-- Start of Provided data --
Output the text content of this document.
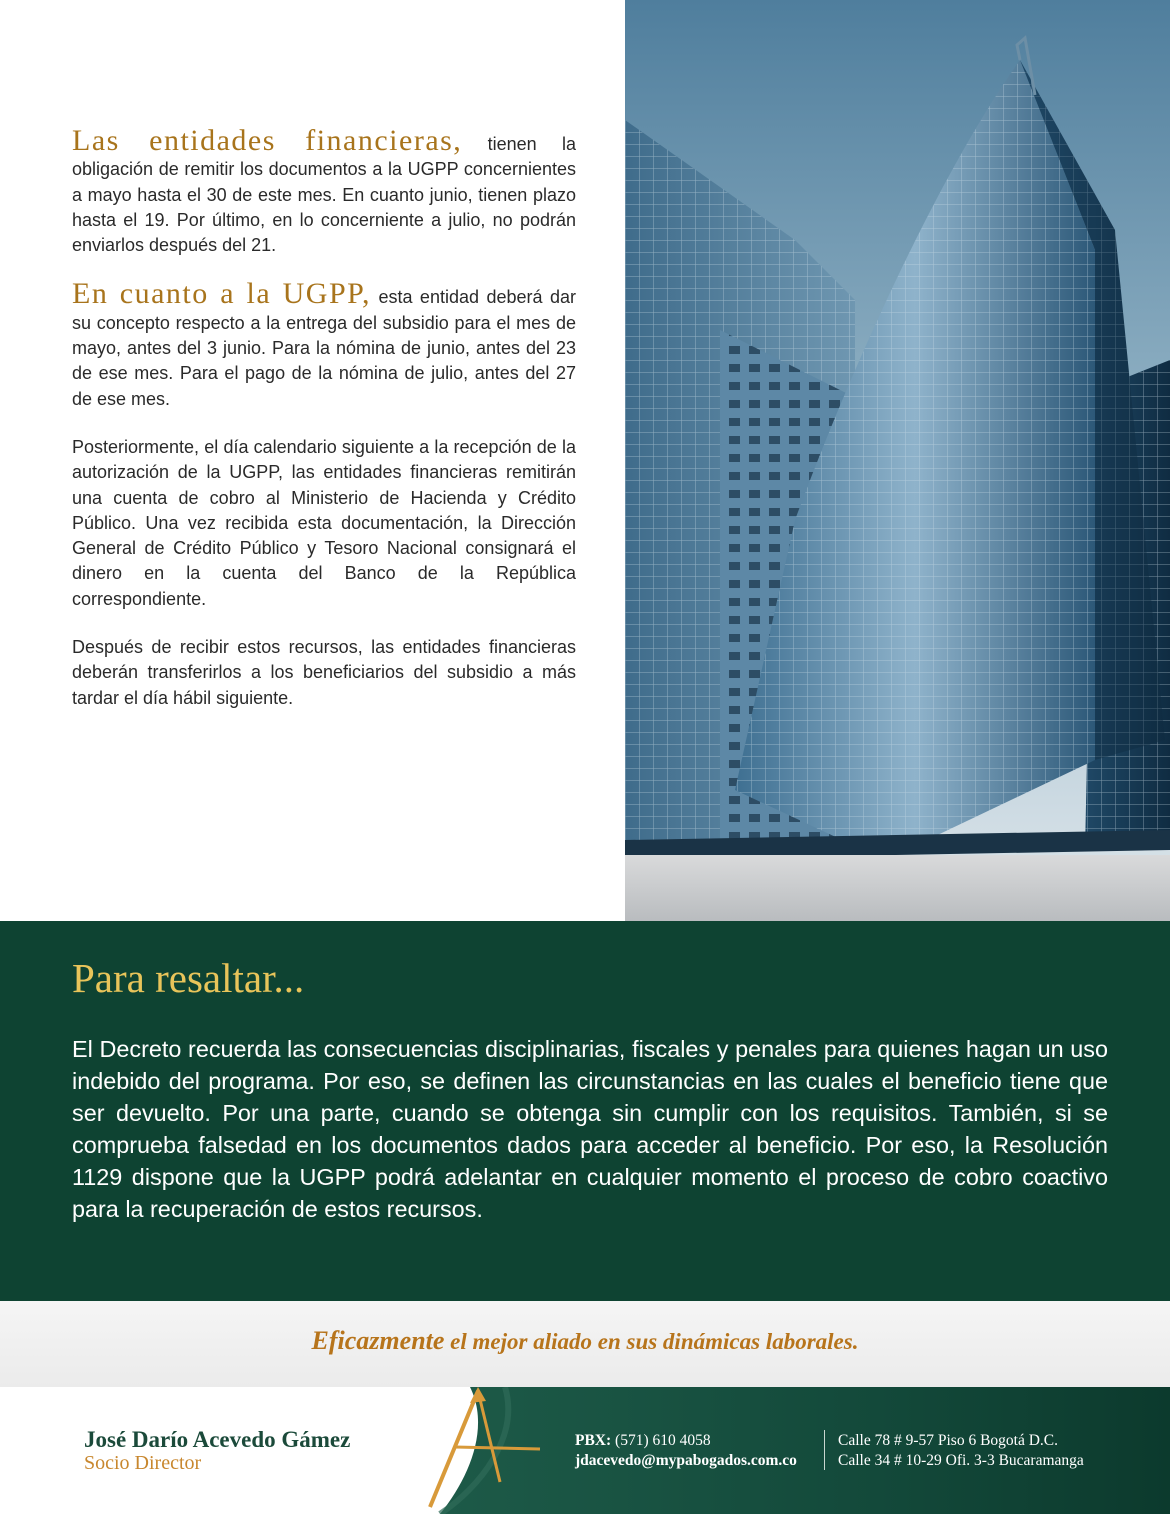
Las entidades financieras, tienen la obligación de remitir los documentos a la UGPP concernientes a mayo hasta el 30 de este mes. En cuanto junio, tienen plazo hasta el 19. Por último, en lo concerniente a julio, no podrán enviarlos después del 21.

En cuanto a la UGPP, esta entidad deberá dar su concepto respecto a la entrega del subsidio para el mes de mayo, antes del 3 junio. Para la nómina de junio, antes del 23 de ese mes. Para el pago de la nómina de julio, antes del 27 de ese mes.

Posteriormente, el día calendario siguiente a la recepción de la autorización de la UGPP, las entidades financieras remitirán una cuenta de cobro al Ministerio de Hacienda y Crédito Público. Una vez recibida esta documentación, la Dirección General de Crédito Público y Tesoro Nacional consignará el dinero en la cuenta del Banco de la República correspondiente.

Después de recibir estos recursos, las entidades financieras deberán transferirlos a los beneficiarios del subsidio a más tardar el día hábil siguiente.

Para resaltar...
El Decreto recuerda las consecuencias disciplinarias, fiscales y penales para quienes hagan un uso indebido del programa. Por eso, se definen las circunstancias en las cuales el beneficio tiene que ser devuelto. Por una parte, cuando se obtenga sin cumplir con los requisitos. También, si se comprueba falsedad en los documentos dados para acceder al beneficio. Por eso, la Resolución 1129 dispone que la UGPP podrá adelantar en cualquier momento el proceso de cobro coactivo para la recuperación de estos recursos.
Eficazmente el mejor aliado en sus dinámicas laborales.
José Darío Acevedo Gámez
Socio Director
PBX: (571) 610 4058
jdacevedo@mypabogados.com.co
Calle 78 # 9-57 Piso 6 Bogotá D.C.
Calle 34 # 10-29 Ofi. 3-3 Bucaramanga
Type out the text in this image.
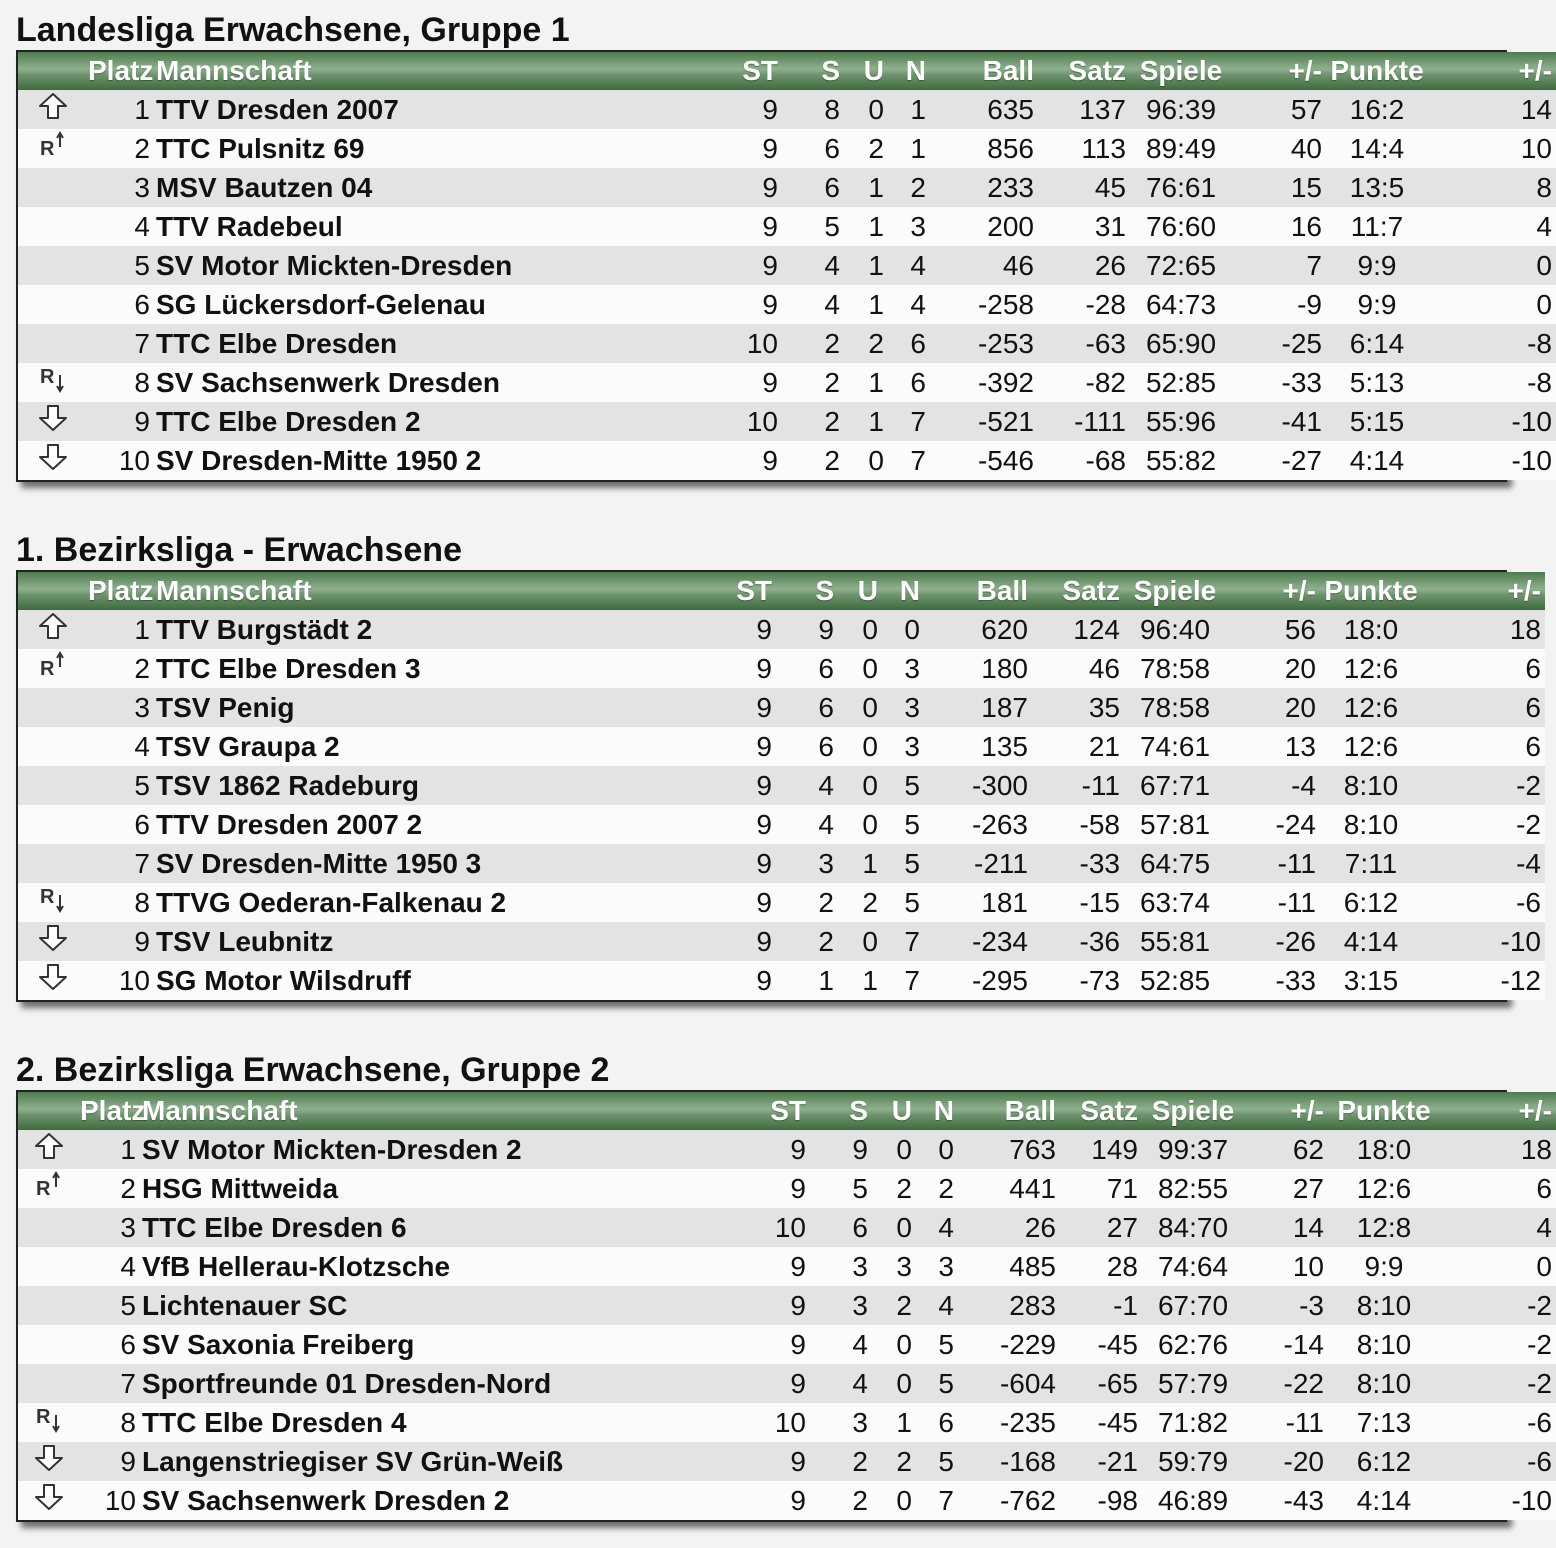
Landesliga Erwachsene, Gruppe 1
	Platz	Mannschaft	ST	S	U	N	Ball	Satz	Spiele	+/-	Punkte	+/-
	1	TTV Dresden 2007	9	8	0	1	635	137	96:39	57	16:2	14

R	2	TTC Pulsnitz 69	9	6	2	1	856	113	89:49	40	14:4	10
	3	MSV Bautzen 04	9	6	1	2	233	45	76:61	15	13:5	8
	4	TTV Radebeul	9	5	1	3	200	31	76:60	16	11:7	4
	5	SV Motor Mickten-Dresden	9	4	1	4	46	26	72:65	7	9:9	0
	6	SG Lückersdorf-Gelenau	9	4	1	4	-258	-28	64:73	-9	9:9	0
	7	TTC Elbe Dresden	10	2	2	6	-253	-63	65:90	-25	6:14	-8

R	8	SV Sachsenwerk Dresden	9	2	1	6	-392	-82	52:85	-33	5:13	-8
	9	TTC Elbe Dresden 2	10	2	1	7	-521	-111	55:96	-41	5:15	-10
	10	SV Dresden-Mitte 1950 2	9	2	0	7	-546	-68	55:82	-27	4:14	-10
1. Bezirksliga - Erwachsene
	Platz	Mannschaft	ST	S	U	N	Ball	Satz	Spiele	+/-	Punkte	+/-
	1	TTV Burgstädt 2	9	9	0	0	620	124	96:40	56	18:0	18

R	2	TTC Elbe Dresden 3	9	6	0	3	180	46	78:58	20	12:6	6
	3	TSV Penig	9	6	0	3	187	35	78:58	20	12:6	6
	4	TSV Graupa 2	9	6	0	3	135	21	74:61	13	12:6	6
	5	TSV 1862 Radeburg	9	4	0	5	-300	-11	67:71	-4	8:10	-2
	6	TTV Dresden 2007 2	9	4	0	5	-263	-58	57:81	-24	8:10	-2
	7	SV Dresden-Mitte 1950 3	9	3	1	5	-211	-33	64:75	-11	7:11	-4

R	8	TTVG Oederan-Falkenau 2	9	2	2	5	181	-15	63:74	-11	6:12	-6
	9	TSV Leubnitz	9	2	0	7	-234	-36	55:81	-26	4:14	-10
	10	SG Motor Wilsdruff	9	1	1	7	-295	-73	52:85	-33	3:15	-12
2. Bezirksliga Erwachsene, Gruppe 2
	Platz	Mannschaft	ST	S	U	N	Ball	Satz	Spiele	+/-	Punkte	+/-
	1	SV Motor Mickten-Dresden 2	9	9	0	0	763	149	99:37	62	18:0	18

R	2	HSG Mittweida	9	5	2	2	441	71	82:55	27	12:6	6
	3	TTC Elbe Dresden 6	10	6	0	4	26	27	84:70	14	12:8	4
	4	VfB Hellerau-Klotzsche	9	3	3	3	485	28	74:64	10	9:9	0
	5	Lichtenauer SC	9	3	2	4	283	-1	67:70	-3	8:10	-2
	6	SV Saxonia Freiberg	9	4	0	5	-229	-45	62:76	-14	8:10	-2
	7	Sportfreunde 01 Dresden-Nord	9	4	0	5	-604	-65	57:79	-22	8:10	-2

R	8	TTC Elbe Dresden 4	10	3	1	6	-235	-45	71:82	-11	7:13	-6
	9	Langenstriegiser SV Grün-Weiß	9	2	2	5	-168	-21	59:79	-20	6:12	-6
	10	SV Sachsenwerk Dresden 2	9	2	0	7	-762	-98	46:89	-43	4:14	-10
-- End of Provided data --
**Set task**
Set down the material above as is, without any pictures.

**Task output**
Output the text content of this document.
Las entidades financieras, tienen la obligación de remitir los documentos a la UGPP concernientes a mayo hasta el 30 de este mes. En cuanto junio, tienen plazo hasta el 19. Por último, en lo concerniente a julio, no podrán enviarlos después del 21.

En cuanto a la UGPP, esta entidad deberá dar su concepto respecto a la entrega del subsidio para el mes de mayo, antes del 3 junio. Para la nómina de junio, antes del 23 de ese mes. Para el pago de la nómina de julio, antes del 27 de ese mes.

Posteriormente, el día calendario siguiente a la recepción de la autorización de la UGPP, las entidades financieras remitirán una cuenta de cobro al Ministerio de Hacienda y Crédito Público. Una vez recibida esta documentación, la Dirección General de Crédito Público y Tesoro Nacional consignará el dinero en la cuenta del Banco de la República correspondiente.

Después de recibir estos recursos, las entidades financieras deberán transferirlos a los beneficiarios del subsidio a más tardar el día hábil siguiente.

Para resaltar...
El Decreto recuerda las consecuencias disciplinarias, fiscales y penales para quienes hagan un uso indebido del programa. Por eso, se definen las circunstancias en las cuales el beneficio tiene que ser devuelto. Por una parte, cuando se obtenga sin cumplir con los requisitos. También, si se comprueba falsedad en los documentos dados para acceder al beneficio. Por eso, la Resolución 1129 dispone que la UGPP podrá adelantar en cualquier momento el proceso de cobro coactivo para la recuperación de estos recursos.
Eficazmente el mejor aliado en sus dinámicas laborales.
José Darío Acevedo Gámez
Socio Director
PBX: (571) 610 4058
jdacevedo@mypabogados.com.co
Calle 78 # 9-57 Piso 6 Bogotá D.C.
Calle 34 # 10-29 Ofi. 3-3 Bucaramanga
Type out the text in this image.
Landesliga Erwachsene, Gruppe 1
	Platz	Mannschaft	ST	S	U	N	Ball	Satz	Spiele	+/-	Punkte	+/-
	1	TTV Dresden 2007	9	8	0	1	635	137	96:39	57	16:2	14

R	2	TTC Pulsnitz 69	9	6	2	1	856	113	89:49	40	14:4	10
	3	MSV Bautzen 04	9	6	1	2	233	45	76:61	15	13:5	8
	4	TTV Radebeul	9	5	1	3	200	31	76:60	16	11:7	4
	5	SV Motor Mickten-Dresden	9	4	1	4	46	26	72:65	7	9:9	0
	6	SG Lückersdorf-Gelenau	9	4	1	4	-258	-28	64:73	-9	9:9	0
	7	TTC Elbe Dresden	10	2	2	6	-253	-63	65:90	-25	6:14	-8

R	8	SV Sachsenwerk Dresden	9	2	1	6	-392	-82	52:85	-33	5:13	-8
	9	TTC Elbe Dresden 2	10	2	1	7	-521	-111	55:96	-41	5:15	-10
	10	SV Dresden-Mitte 1950 2	9	2	0	7	-546	-68	55:82	-27	4:14	-10
1. Bezirksliga - Erwachsene
	Platz	Mannschaft	ST	S	U	N	Ball	Satz	Spiele	+/-	Punkte	+/-
	1	TTV Burgstädt 2	9	9	0	0	620	124	96:40	56	18:0	18

R	2	TTC Elbe Dresden 3	9	6	0	3	180	46	78:58	20	12:6	6
	3	TSV Penig	9	6	0	3	187	35	78:58	20	12:6	6
	4	TSV Graupa 2	9	6	0	3	135	21	74:61	13	12:6	6
	5	TSV 1862 Radeburg	9	4	0	5	-300	-11	67:71	-4	8:10	-2
	6	TTV Dresden 2007 2	9	4	0	5	-263	-58	57:81	-24	8:10	-2
	7	SV Dresden-Mitte 1950 3	9	3	1	5	-211	-33	64:75	-11	7:11	-4

R	8	TTVG Oederan-Falkenau 2	9	2	2	5	181	-15	63:74	-11	6:12	-6
	9	TSV Leubnitz	9	2	0	7	-234	-36	55:81	-26	4:14	-10
	10	SG Motor Wilsdruff	9	1	1	7	-295	-73	52:85	-33	3:15	-12
2. Bezirksliga Erwachsene, Gruppe 2
	Platz	Mannschaft	ST	S	U	N	Ball	Satz	Spiele	+/-	Punkte	+/-
	1	SV Motor Mickten-Dresden 2	9	9	0	0	763	149	99:37	62	18:0	18

R	2	HSG Mittweida	9	5	2	2	441	71	82:55	27	12:6	6
	3	TTC Elbe Dresden 6	10	6	0	4	26	27	84:70	14	12:8	4
	4	VfB Hellerau-Klotzsche	9	3	3	3	485	28	74:64	10	9:9	0
	5	Lichtenauer SC	9	3	2	4	283	-1	67:70	-3	8:10	-2
	6	SV Saxonia Freiberg	9	4	0	5	-229	-45	62:76	-14	8:10	-2
	7	Sportfreunde 01 Dresden-Nord	9	4	0	5	-604	-65	57:79	-22	8:10	-2

R	8	TTC Elbe Dresden 4	10	3	1	6	-235	-45	71:82	-11	7:13	-6
	9	Langenstriegiser SV Grün-Weiß	9	2	2	5	-168	-21	59:79	-20	6:12	-6
	10	SV Sachsenwerk Dresden 2	9	2	0	7	-762	-98	46:89	-43	4:14	-10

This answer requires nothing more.